* Request
Draw out every line with the word "port" from the listing below.

* Available data
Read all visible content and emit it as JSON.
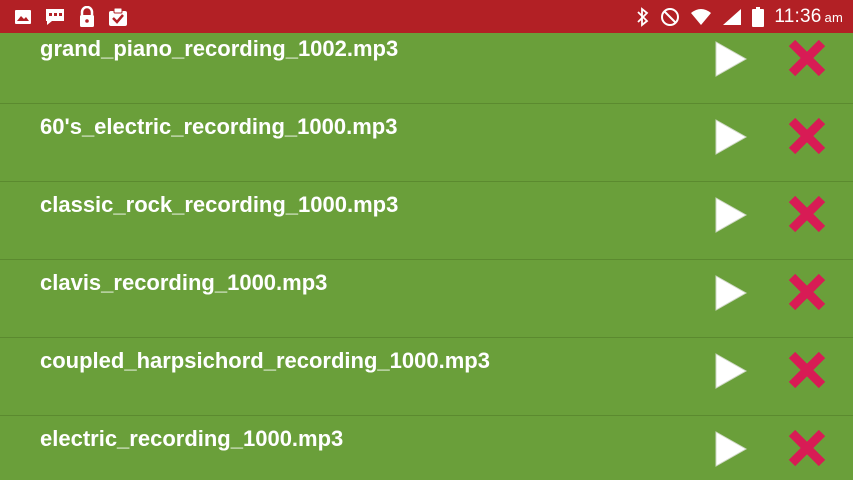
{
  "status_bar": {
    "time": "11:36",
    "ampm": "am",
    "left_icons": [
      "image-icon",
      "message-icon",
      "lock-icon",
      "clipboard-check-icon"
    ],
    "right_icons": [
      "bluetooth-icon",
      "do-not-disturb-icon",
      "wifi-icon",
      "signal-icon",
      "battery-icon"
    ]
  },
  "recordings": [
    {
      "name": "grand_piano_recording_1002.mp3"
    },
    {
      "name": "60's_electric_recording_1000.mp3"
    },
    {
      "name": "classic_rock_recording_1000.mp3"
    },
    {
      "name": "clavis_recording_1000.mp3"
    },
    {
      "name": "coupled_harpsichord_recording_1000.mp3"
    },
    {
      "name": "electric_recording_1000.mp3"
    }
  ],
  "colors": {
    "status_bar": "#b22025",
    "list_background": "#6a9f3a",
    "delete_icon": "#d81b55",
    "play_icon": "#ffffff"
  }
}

* * *

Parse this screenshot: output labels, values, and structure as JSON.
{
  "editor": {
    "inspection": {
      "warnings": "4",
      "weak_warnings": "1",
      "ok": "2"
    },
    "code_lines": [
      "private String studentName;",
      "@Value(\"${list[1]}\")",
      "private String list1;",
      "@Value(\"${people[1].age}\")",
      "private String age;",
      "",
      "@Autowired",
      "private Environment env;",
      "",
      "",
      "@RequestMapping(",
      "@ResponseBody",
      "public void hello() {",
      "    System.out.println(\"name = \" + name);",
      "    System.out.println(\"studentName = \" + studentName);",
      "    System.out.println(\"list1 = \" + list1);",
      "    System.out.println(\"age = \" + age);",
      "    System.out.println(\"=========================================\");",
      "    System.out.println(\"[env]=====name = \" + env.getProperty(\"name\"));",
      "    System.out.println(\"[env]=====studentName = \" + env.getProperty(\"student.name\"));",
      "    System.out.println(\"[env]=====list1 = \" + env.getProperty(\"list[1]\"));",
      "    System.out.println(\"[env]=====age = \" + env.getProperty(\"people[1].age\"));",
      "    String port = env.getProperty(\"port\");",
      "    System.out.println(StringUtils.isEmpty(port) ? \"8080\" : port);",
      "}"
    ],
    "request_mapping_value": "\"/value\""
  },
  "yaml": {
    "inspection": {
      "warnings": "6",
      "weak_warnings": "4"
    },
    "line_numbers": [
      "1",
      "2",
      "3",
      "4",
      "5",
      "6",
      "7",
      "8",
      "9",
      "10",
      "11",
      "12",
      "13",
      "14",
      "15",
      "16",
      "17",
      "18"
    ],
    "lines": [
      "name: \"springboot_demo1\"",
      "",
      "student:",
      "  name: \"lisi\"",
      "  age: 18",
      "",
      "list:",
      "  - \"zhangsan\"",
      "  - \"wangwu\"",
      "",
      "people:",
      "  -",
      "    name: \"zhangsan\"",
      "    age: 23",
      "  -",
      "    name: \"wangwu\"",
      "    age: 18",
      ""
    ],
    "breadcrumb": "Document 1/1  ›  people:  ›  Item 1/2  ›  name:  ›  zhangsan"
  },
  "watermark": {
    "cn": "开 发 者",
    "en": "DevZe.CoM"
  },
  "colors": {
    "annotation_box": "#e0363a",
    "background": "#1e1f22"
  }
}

* The completed task
      "    String port = env.getProperty(\"port\");",
      "    System.out.println(StringUtils.isEmpty(port) ? \"8080\" : port);",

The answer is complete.